TEXT SECTION »
## begin

The opportunity to score this film came about a bit strangely. I got an email from a masters student at the London Film School saying that she needed a composer for her short film project, outlining the plot, and that it had to be ready within the next week. I had no idea how she had got hold of me, but I replied enthusiastically saying that I would really like to know more, and could be available for the task. She also included a phone number so I sent a text too since it seemed that time was of the essence, suggesting that we could meet and talk about it later that day if she was around. It made sense, since I moved to London to be available for scenarios just like this one. This all went down well, so we met for coffee, and chatted and discussed the film. It already seemed sure that I would be scoring it.
How did this happen?
This was an interesting turn of events. Finding a project has never been so nice! It usually involves searching, pitching and waiting, and none of these had happened this time. I wanted to know how this had happened so I asked. First off, it transpired that I had sent an email to the London Film School nearly a year before. I had only a received a “we will pass on your details” response at the time and nothing more, but had presumably ended up on some kind of list of available composers for the students. This had come round a year later when Franca, the director of this film, had needed somebody and messaged some composers from this list. I had been the fastest to respond, and the only one who had got in touch by phone as well as email. I was also the only one who suggested to meet. Naturally she was interested in somebody who really wanted to be involved, particularly after some previous bad experience with composers who communicated poorly and could in fact disappear entirely half-way through a score.
Luck had been on my side, but it had also been on the side of the other composers on that list. The rest was on me and through being genuine in my enthusiasm to score the film, being prompt in my communication, and having faith in my own ability to deliver what was needed, I had the opportunity to collaborate and to meet somebody new and interesting. Luck is only one piece of the whole puzzle, and each piece is necessary.
The Score
While I can't show you more than 30 seconds of the film at once due to copyright, here is a short clip showcasing some music.

## end

WRITTEN TASKS »
A. According to the film-scoring essay, what three things does finding a project usually involve?
B. Please reproduce word for word the lines of the entries that start with the line containing "prompt-card[interactable]: Write Best" and end with the line containing "author-link[interactable]: Md Mejbahul", including both of those lines.
The film-scoring essay and the entries are separate, unrelated material.

Collected data »
## begin

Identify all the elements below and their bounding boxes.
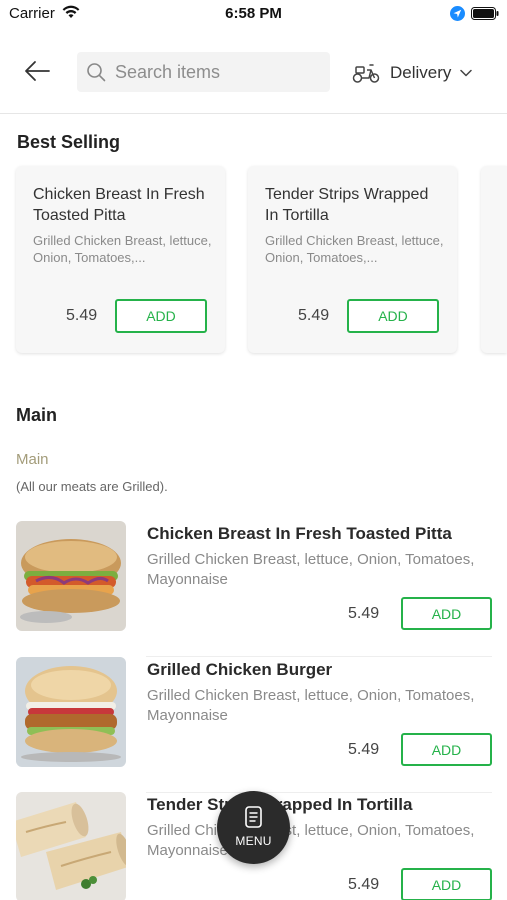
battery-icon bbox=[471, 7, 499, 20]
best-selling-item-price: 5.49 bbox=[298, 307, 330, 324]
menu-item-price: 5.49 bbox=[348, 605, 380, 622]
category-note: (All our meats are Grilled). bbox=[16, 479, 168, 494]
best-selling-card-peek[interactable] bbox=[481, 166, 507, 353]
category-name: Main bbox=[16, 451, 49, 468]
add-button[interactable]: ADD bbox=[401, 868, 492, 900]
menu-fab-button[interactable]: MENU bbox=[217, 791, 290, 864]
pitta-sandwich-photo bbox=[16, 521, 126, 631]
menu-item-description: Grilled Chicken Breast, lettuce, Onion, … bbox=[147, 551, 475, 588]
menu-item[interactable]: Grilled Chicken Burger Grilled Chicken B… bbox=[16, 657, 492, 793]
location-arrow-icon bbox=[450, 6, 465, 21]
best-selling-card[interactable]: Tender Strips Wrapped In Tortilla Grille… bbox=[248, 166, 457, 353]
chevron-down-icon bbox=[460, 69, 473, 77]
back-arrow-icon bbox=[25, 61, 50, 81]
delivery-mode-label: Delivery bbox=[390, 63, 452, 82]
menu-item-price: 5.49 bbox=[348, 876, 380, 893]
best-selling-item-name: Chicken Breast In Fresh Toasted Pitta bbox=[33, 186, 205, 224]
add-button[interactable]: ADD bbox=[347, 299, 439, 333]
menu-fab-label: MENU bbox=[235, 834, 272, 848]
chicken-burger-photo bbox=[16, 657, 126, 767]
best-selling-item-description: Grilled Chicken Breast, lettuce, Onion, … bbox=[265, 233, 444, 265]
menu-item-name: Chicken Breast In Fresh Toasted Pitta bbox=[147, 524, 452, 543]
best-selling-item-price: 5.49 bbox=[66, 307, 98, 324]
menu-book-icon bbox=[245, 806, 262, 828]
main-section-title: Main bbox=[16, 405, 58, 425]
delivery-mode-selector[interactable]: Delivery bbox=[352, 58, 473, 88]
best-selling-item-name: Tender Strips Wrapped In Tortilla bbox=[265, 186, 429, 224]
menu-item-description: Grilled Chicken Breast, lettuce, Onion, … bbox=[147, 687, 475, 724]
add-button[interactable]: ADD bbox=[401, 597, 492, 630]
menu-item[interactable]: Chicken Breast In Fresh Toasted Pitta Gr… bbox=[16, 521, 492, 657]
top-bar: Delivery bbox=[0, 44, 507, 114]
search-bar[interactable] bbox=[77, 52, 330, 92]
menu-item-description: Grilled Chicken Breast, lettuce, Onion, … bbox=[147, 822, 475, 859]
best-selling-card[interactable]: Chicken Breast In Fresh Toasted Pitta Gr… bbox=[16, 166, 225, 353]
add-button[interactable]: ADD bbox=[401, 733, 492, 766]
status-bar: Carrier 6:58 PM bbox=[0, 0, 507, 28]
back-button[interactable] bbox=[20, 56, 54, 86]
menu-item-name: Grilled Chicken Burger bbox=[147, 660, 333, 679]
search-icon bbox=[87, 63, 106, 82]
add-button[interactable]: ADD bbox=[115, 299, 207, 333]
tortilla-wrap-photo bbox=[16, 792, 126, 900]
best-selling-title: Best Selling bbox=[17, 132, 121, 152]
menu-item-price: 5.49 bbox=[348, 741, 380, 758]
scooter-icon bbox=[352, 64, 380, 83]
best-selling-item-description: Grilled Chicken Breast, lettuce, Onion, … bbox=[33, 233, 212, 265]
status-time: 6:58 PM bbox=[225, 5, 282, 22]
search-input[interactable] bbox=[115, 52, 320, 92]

## end
## begin

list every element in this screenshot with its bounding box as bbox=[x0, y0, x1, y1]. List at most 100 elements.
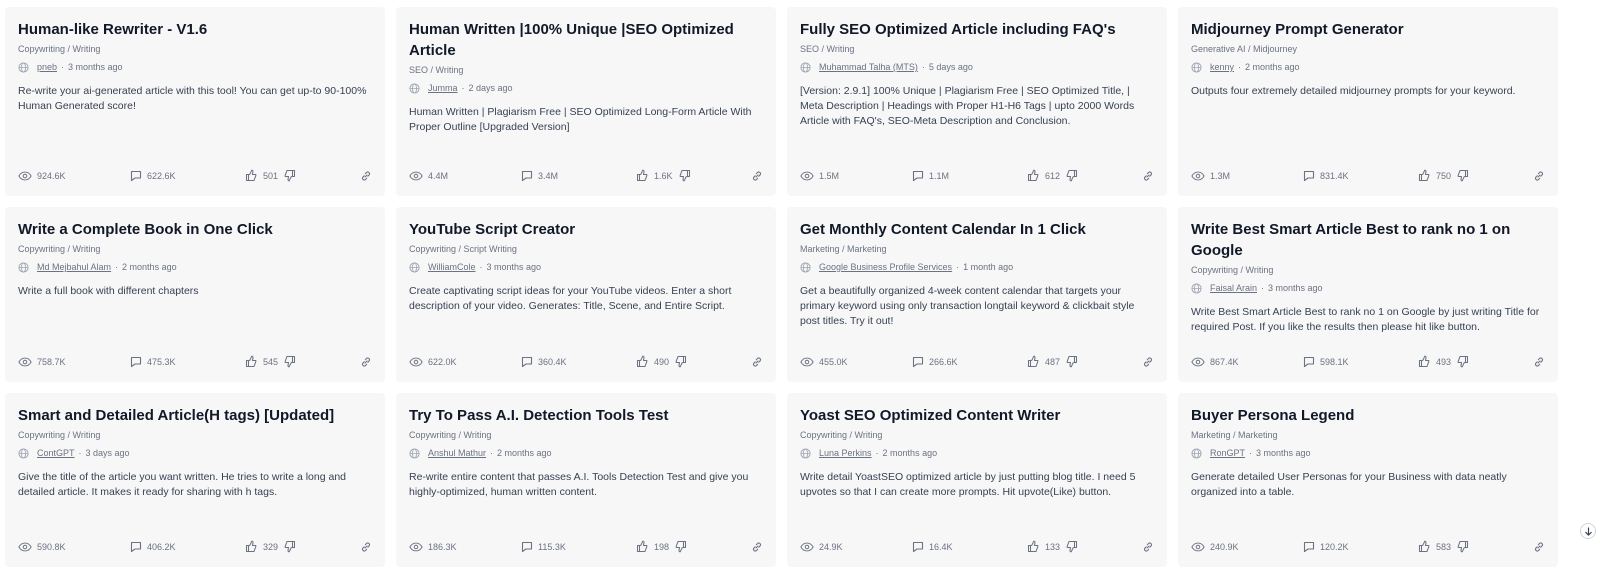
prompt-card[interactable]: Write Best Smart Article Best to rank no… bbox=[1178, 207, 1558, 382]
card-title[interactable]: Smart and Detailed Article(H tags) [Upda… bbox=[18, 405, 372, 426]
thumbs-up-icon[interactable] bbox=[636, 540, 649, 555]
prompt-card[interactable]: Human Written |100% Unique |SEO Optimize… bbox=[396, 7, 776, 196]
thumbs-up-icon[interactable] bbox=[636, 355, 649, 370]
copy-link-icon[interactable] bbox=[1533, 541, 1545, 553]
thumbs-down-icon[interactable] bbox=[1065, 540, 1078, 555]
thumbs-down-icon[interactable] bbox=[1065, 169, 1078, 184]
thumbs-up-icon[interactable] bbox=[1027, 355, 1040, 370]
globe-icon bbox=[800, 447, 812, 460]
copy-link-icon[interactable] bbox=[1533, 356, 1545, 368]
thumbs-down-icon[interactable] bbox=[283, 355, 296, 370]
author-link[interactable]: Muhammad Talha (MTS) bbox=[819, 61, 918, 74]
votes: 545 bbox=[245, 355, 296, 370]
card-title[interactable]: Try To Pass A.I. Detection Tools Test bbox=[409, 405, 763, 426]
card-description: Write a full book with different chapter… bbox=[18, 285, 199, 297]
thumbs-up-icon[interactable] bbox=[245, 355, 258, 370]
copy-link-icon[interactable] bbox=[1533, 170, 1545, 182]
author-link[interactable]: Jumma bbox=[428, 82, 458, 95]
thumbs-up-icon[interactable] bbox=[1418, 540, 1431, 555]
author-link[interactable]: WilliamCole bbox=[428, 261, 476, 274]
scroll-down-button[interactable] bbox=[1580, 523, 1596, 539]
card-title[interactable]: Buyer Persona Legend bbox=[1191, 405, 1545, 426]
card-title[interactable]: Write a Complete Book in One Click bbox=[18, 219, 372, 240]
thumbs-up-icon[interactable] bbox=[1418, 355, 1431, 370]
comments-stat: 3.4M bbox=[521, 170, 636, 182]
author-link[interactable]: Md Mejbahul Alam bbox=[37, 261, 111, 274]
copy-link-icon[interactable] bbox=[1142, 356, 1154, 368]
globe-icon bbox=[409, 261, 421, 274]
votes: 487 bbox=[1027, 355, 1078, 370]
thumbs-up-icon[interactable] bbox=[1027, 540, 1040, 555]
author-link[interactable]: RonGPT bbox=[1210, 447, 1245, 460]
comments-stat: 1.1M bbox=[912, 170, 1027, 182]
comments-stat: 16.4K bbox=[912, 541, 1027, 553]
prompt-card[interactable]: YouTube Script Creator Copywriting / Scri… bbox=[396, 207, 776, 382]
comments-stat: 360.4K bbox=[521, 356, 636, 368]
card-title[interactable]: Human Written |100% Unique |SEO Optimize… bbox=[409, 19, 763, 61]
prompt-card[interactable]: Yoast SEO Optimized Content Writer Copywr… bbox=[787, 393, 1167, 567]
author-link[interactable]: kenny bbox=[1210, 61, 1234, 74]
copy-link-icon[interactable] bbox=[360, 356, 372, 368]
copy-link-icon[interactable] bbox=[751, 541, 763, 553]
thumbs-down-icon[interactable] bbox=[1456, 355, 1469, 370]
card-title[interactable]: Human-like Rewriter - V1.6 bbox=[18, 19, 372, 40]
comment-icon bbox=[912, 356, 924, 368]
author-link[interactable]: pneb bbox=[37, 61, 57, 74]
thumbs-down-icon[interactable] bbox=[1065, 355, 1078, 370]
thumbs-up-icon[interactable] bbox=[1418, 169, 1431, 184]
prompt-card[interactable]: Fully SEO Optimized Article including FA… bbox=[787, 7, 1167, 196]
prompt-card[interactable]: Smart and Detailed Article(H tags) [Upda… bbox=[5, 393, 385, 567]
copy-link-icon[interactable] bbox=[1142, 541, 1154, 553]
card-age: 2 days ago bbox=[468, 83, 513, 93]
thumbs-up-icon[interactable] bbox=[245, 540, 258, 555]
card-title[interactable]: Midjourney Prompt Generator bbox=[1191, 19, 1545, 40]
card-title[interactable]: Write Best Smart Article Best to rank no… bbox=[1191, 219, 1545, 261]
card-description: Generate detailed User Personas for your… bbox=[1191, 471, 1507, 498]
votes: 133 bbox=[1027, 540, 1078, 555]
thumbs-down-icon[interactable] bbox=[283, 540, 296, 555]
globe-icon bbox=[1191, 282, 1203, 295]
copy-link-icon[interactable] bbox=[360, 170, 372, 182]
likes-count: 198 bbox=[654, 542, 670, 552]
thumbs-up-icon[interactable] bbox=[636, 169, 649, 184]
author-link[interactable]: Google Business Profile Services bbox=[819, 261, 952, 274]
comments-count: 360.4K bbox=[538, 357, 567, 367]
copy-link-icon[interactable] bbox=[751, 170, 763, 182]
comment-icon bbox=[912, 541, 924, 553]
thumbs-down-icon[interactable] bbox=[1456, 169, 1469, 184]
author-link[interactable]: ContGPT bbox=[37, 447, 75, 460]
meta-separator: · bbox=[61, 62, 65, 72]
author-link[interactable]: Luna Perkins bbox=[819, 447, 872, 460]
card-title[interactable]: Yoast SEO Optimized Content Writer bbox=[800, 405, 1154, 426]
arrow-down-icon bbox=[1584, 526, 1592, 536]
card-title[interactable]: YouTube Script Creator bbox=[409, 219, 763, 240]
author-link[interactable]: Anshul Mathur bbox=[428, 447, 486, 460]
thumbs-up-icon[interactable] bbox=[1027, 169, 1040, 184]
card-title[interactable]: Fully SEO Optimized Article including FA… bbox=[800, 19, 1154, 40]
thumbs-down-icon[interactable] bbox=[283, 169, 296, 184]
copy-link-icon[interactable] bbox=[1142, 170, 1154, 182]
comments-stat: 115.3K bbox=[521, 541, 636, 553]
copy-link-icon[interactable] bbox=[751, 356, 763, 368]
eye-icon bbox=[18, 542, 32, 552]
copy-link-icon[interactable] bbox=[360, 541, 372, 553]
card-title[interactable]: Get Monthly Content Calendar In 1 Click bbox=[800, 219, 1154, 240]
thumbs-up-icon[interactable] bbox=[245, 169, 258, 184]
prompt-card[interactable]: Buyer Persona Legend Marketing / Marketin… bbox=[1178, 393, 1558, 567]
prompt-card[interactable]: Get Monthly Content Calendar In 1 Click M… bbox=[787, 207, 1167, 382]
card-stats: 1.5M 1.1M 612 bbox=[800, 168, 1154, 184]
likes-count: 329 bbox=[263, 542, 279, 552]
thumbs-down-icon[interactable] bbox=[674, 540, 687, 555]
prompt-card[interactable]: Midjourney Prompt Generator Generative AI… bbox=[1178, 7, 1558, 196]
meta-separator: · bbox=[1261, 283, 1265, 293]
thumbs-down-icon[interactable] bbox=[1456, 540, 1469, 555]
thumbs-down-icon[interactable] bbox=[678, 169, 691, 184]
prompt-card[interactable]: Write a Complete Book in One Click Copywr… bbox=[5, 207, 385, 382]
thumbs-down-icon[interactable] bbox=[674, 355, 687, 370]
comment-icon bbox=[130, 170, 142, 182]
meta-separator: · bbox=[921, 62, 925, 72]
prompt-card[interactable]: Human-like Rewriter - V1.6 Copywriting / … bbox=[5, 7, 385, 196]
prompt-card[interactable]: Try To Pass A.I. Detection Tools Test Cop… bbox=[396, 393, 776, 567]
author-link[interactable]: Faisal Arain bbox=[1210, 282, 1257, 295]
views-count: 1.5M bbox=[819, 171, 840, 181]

## end

EXPECTED OUTPUTS »
A. Searching, pitching and waiting.

B.
prompt-card[interactable]: Write Best Smart Article Best to rank no… bbox=[1178, 207, 1558, 382]
card-title[interactable]: Smart and Detailed Article(H tags) [Upda… bbox=[18, 405, 372, 426]
thumbs-up-icon[interactable] bbox=[636, 540, 649, 555]
prompt-card[interactable]: Human Written |100% Unique |SEO Optimize… bbox=[396, 7, 776, 196]
thumbs-up-icon[interactable] bbox=[636, 355, 649, 370]
copy-link-icon[interactable] bbox=[1533, 541, 1545, 553]
thumbs-down-icon[interactable] bbox=[1065, 540, 1078, 555]
thumbs-down-icon[interactable] bbox=[1065, 169, 1078, 184]
thumbs-up-icon[interactable] bbox=[1027, 355, 1040, 370]
globe-icon bbox=[800, 447, 812, 460]
copy-link-icon[interactable] bbox=[1533, 356, 1545, 368]
thumbs-down-icon[interactable] bbox=[283, 355, 296, 370]
author-link[interactable]: Muhammad Talha (MTS) bbox=[819, 61, 918, 74]
votes: 545 bbox=[245, 355, 296, 370]
card-title[interactable]: Try To Pass A.I. Detection Tools Test bbox=[409, 405, 763, 426]
card-description: Write a full book with different chapter… bbox=[18, 285, 199, 297]
thumbs-up-icon[interactable] bbox=[245, 355, 258, 370]
copy-link-icon[interactable] bbox=[1533, 170, 1545, 182]
author-link[interactable]: Jumma bbox=[428, 82, 458, 95]
thumbs-up-icon[interactable] bbox=[1418, 540, 1431, 555]
author-link[interactable]: WilliamCole bbox=[428, 261, 476, 274]
scroll-down-button[interactable] bbox=[1580, 523, 1596, 539]
card-title[interactable]: Buyer Persona Legend bbox=[1191, 405, 1545, 426]
card-title[interactable]: Write a Complete Book in One Click bbox=[18, 219, 372, 240]
thumbs-up-icon[interactable] bbox=[1418, 355, 1431, 370]
comments-stat: 3.4M bbox=[521, 170, 636, 182]
author-link[interactable]: Md Mejbahul Alam bbox=[37, 261, 111, 274]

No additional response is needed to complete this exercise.